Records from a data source
______________________________
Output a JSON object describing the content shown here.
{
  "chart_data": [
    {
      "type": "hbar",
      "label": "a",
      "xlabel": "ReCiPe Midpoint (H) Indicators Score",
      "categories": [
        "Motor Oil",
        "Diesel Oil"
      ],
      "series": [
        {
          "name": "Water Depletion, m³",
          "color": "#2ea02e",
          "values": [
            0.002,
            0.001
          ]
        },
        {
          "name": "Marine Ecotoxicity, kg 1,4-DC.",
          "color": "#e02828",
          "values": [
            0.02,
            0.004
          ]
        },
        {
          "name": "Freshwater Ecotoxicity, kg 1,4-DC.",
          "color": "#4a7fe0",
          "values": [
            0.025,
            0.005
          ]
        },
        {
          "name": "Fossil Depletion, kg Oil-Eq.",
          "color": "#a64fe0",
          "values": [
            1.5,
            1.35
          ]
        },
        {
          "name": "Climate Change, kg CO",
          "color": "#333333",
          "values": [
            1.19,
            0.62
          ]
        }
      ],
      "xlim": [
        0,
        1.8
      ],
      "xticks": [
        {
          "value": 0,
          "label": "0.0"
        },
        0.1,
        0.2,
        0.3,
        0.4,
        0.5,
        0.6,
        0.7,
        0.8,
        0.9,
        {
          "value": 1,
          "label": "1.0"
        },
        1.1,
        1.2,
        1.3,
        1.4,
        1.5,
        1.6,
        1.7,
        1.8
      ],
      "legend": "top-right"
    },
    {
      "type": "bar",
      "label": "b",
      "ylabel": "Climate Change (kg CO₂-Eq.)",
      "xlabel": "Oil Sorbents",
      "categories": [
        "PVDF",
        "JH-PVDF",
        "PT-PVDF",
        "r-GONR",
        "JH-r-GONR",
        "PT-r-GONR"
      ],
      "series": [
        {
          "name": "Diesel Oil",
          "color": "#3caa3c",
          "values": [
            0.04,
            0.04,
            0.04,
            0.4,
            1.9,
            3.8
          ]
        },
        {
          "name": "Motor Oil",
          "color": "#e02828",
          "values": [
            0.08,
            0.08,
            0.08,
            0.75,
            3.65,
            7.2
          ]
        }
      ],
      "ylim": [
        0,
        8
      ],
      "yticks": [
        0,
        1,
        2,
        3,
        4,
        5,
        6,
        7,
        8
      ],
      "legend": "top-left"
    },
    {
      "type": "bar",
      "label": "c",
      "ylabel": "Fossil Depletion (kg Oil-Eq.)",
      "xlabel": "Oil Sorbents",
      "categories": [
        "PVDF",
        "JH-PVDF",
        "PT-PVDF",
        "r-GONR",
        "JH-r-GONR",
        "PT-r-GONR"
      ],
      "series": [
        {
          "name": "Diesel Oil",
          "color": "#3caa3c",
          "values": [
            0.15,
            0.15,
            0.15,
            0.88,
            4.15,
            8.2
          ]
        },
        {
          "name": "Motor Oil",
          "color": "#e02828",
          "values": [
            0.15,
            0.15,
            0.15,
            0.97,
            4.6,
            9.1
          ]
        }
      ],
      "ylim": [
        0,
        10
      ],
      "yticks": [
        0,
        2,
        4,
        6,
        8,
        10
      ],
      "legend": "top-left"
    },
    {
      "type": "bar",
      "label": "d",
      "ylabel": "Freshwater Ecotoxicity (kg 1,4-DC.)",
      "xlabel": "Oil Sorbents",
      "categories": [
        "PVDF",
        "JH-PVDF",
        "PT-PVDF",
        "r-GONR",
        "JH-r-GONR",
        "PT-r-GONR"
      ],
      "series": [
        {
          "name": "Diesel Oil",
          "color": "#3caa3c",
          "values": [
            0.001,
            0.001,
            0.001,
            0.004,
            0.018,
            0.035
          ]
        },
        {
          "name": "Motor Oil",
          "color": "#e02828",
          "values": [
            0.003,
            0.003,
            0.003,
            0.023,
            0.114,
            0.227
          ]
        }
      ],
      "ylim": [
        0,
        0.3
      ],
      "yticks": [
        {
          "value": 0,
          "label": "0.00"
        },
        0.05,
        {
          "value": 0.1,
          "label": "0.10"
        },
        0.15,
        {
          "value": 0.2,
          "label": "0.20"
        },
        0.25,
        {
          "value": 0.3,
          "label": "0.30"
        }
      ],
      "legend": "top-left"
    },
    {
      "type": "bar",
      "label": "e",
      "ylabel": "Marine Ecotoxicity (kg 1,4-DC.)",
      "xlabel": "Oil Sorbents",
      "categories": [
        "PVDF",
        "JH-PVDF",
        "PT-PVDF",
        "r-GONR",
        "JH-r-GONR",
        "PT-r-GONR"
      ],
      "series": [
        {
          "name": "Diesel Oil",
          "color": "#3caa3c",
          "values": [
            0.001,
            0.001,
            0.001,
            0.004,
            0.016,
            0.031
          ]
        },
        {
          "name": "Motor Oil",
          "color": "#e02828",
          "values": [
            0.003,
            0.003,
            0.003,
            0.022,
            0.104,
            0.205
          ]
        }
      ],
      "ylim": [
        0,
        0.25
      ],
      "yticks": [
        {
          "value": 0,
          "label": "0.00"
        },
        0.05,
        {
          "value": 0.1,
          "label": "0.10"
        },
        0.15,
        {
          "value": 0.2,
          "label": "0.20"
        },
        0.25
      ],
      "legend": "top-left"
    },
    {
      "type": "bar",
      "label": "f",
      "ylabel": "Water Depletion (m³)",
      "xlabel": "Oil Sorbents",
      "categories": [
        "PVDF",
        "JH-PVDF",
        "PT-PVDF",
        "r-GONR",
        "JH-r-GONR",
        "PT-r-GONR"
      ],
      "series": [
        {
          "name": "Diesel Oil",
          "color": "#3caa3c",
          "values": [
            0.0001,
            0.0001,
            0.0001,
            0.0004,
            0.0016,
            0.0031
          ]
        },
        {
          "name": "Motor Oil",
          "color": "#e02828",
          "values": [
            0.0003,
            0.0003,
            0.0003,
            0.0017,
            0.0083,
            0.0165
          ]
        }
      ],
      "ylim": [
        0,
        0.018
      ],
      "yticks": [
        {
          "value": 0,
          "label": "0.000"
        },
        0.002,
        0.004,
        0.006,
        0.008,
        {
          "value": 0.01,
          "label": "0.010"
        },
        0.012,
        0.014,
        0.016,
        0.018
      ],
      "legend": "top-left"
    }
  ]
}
______________________________
**WORK TO BE COMPLETED**
Repeat every record, keeping each word and mark exactly as it is.

**THE RESULT**
Output a JSON object describing the content shown here.
{
  "chart_data": [
    {
      "type": "hbar",
      "label": "a",
      "xlabel": "ReCiPe Midpoint (H) Indicators Score",
      "categories": [
        "Motor Oil",
        "Diesel Oil"
      ],
      "series": [
        {
          "name": "Water Depletion, m³",
          "color": "#2ea02e",
          "values": [
            0.002,
            0.001
          ]
        },
        {
          "name": "Marine Ecotoxicity, kg 1,4-DC.",
          "color": "#e02828",
          "values": [
            0.02,
            0.004
          ]
        },
        {
          "name": "Freshwater Ecotoxicity, kg 1,4-DC.",
          "color": "#4a7fe0",
          "values": [
            0.025,
            0.005
          ]
        },
        {
          "name": "Fossil Depletion, kg Oil-Eq.",
          "color": "#a64fe0",
          "values": [
            1.5,
            1.35
          ]
        },
        {
          "name": "Climate Change, kg CO",
          "color": "#333333",
          "values": [
            1.19,
            0.62
          ]
        }
      ],
      "xlim": [
        0,
        1.8
      ],
      "xticks": [
        {
          "value": 0,
          "label": "0.0"
        },
        0.1,
        0.2,
        0.3,
        0.4,
        0.5,
        0.6,
        0.7,
        0.8,
        0.9,
        {
          "value": 1,
          "label": "1.0"
        },
        1.1,
        1.2,
        1.3,
        1.4,
        1.5,
        1.6,
        1.7,
        1.8
      ],
      "legend": "top-right"
    },
    {
      "type": "bar",
      "label": "b",
      "ylabel": "Climate Change (kg CO₂-Eq.)",
      "xlabel": "Oil Sorbents",
      "categories": [
        "PVDF",
        "JH-PVDF",
        "PT-PVDF",
        "r-GONR",
        "JH-r-GONR",
        "PT-r-GONR"
      ],
      "series": [
        {
          "name": "Diesel Oil",
          "color": "#3caa3c",
          "values": [
            0.04,
            0.04,
            0.04,
            0.4,
            1.9,
            3.8
          ]
        },
        {
          "name": "Motor Oil",
          "color": "#e02828",
          "values": [
            0.08,
            0.08,
            0.08,
            0.75,
            3.65,
            7.2
          ]
        }
      ],
      "ylim": [
        0,
        8
      ],
      "yticks": [
        0,
        1,
        2,
        3,
        4,
        5,
        6,
        7,
        8
      ],
      "legend": "top-left"
    },
    {
      "type": "bar",
      "label": "c",
      "ylabel": "Fossil Depletion (kg Oil-Eq.)",
      "xlabel": "Oil Sorbents",
      "categories": [
        "PVDF",
        "JH-PVDF",
        "PT-PVDF",
        "r-GONR",
        "JH-r-GONR",
        "PT-r-GONR"
      ],
      "series": [
        {
          "name": "Diesel Oil",
          "color": "#3caa3c",
          "values": [
            0.15,
            0.15,
            0.15,
            0.88,
            4.15,
            8.2
          ]
        },
        {
          "name": "Motor Oil",
          "color": "#e02828",
          "values": [
            0.15,
            0.15,
            0.15,
            0.97,
            4.6,
            9.1
          ]
        }
      ],
      "ylim": [
        0,
        10
      ],
      "yticks": [
        0,
        2,
        4,
        6,
        8,
        10
      ],
      "legend": "top-left"
    },
    {
      "type": "bar",
      "label": "d",
      "ylabel": "Freshwater Ecotoxicity (kg 1,4-DC.)",
      "xlabel": "Oil Sorbents",
      "categories": [
        "PVDF",
        "JH-PVDF",
        "PT-PVDF",
        "r-GONR",
        "JH-r-GONR",
        "PT-r-GONR"
      ],
      "series": [
        {
          "name": "Diesel Oil",
          "color": "#3caa3c",
          "values": [
            0.001,
            0.001,
            0.001,
            0.004,
            0.018,
            0.035
          ]
        },
        {
          "name": "Motor Oil",
          "color": "#e02828",
          "values": [
            0.003,
            0.003,
            0.003,
            0.023,
            0.114,
            0.227
          ]
        }
      ],
      "ylim": [
        0,
        0.3
      ],
      "yticks": [
        {
          "value": 0,
          "label": "0.00"
        },
        0.05,
        {
          "value": 0.1,
          "label": "0.10"
        },
        0.15,
        {
          "value": 0.2,
          "label": "0.20"
        },
        0.25,
        {
          "value": 0.3,
          "label": "0.30"
        }
      ],
      "legend": "top-left"
    },
    {
      "type": "bar",
      "label": "e",
      "ylabel": "Marine Ecotoxicity (kg 1,4-DC.)",
      "xlabel": "Oil Sorbents",
      "categories": [
        "PVDF",
        "JH-PVDF",
        "PT-PVDF",
        "r-GONR",
        "JH-r-GONR",
        "PT-r-GONR"
      ],
      "series": [
        {
          "name": "Diesel Oil",
          "color": "#3caa3c",
          "values": [
            0.001,
            0.001,
            0.001,
            0.004,
            0.016,
            0.031
          ]
        },
        {
          "name": "Motor Oil",
          "color": "#e02828",
          "values": [
            0.003,
            0.003,
            0.003,
            0.022,
            0.104,
            0.205
          ]
        }
      ],
      "ylim": [
        0,
        0.25
      ],
      "yticks": [
        {
          "value": 0,
          "label": "0.00"
        },
        0.05,
        {
          "value": 0.1,
          "label": "0.10"
        },
        0.15,
        {
          "value": 0.2,
          "label": "0.20"
        },
        0.25
      ],
      "legend": "top-left"
    },
    {
      "type": "bar",
      "label": "f",
      "ylabel": "Water Depletion (m³)",
      "xlabel": "Oil Sorbents",
      "categories": [
        "PVDF",
        "JH-PVDF",
        "PT-PVDF",
        "r-GONR",
        "JH-r-GONR",
        "PT-r-GONR"
      ],
      "series": [
        {
          "name": "Diesel Oil",
          "color": "#3caa3c",
          "values": [
            0.0001,
            0.0001,
            0.0001,
            0.0004,
            0.0016,
            0.0031
          ]
        },
        {
          "name": "Motor Oil",
          "color": "#e02828",
          "values": [
            0.0003,
            0.0003,
            0.0003,
            0.0017,
            0.0083,
            0.0165
          ]
        }
      ],
      "ylim": [
        0,
        0.018
      ],
      "yticks": [
        {
          "value": 0,
          "label": "0.000"
        },
        0.002,
        0.004,
        0.006,
        0.008,
        {
          "value": 0.01,
          "label": "0.010"
        },
        0.012,
        0.014,
        0.016,
        0.018
      ],
      "legend": "top-left"
    }
  ]
}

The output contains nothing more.